WHAT IS ASKED - Your answer should be a single number: the count of lines holding the word "obsluhu".

DATA ENTRIES -

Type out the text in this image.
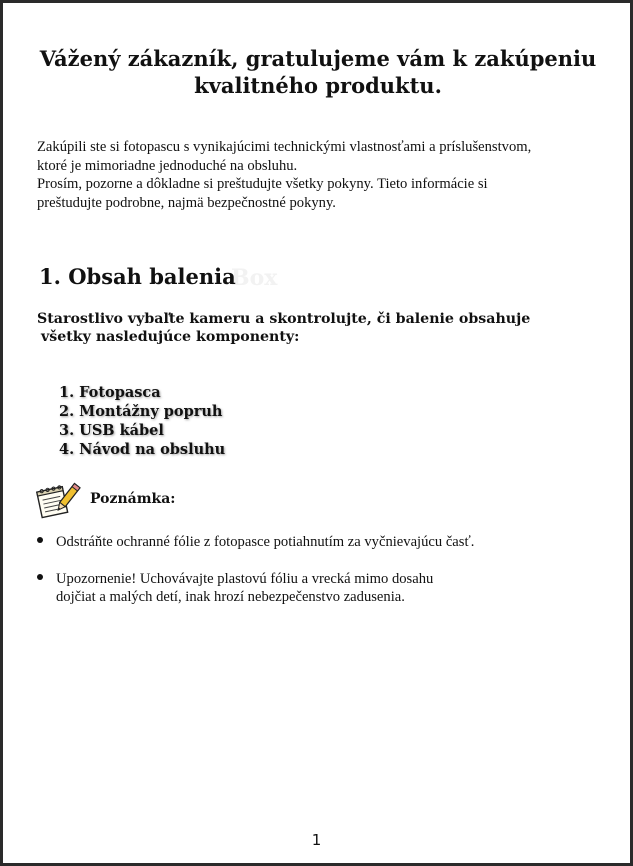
Vážený zákazník, gratulujeme vám k zakúpeniu kvalitného produktu.

Zakúpili ste si fotopascu s vynikajúcimi technickými vlastnosťami a príslušenstvom,

ktoré je mimoriadne jednoduché na obsluhu.

Prosím, pozorne a dôkladne si preštudujte všetky pokyny. Tieto informácie si

preštudujte podrobne, najmä bezpečnostné pokyny.

Box
1. Obsah balenia

Starostlivo vybaľte kameru a skontrolujte, či balenie obsahuje
všetky nasledujúce komponenty:

1. Fotopasca
2. Montážny popruh
3. USB kábel
4. Návod na obsluhu

Poznámka:

Odstráňte ochranné fólie z fotopasce potiahnutím za vyčnievajúcu časť.
Upozornenie! Uchovávajte plastovú fóliu a vrecká mimo dosahu
dojčiat a malých detí, inak hrozí nebezpečenstvo zadusenia.

1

SOLUTION BELOW - 2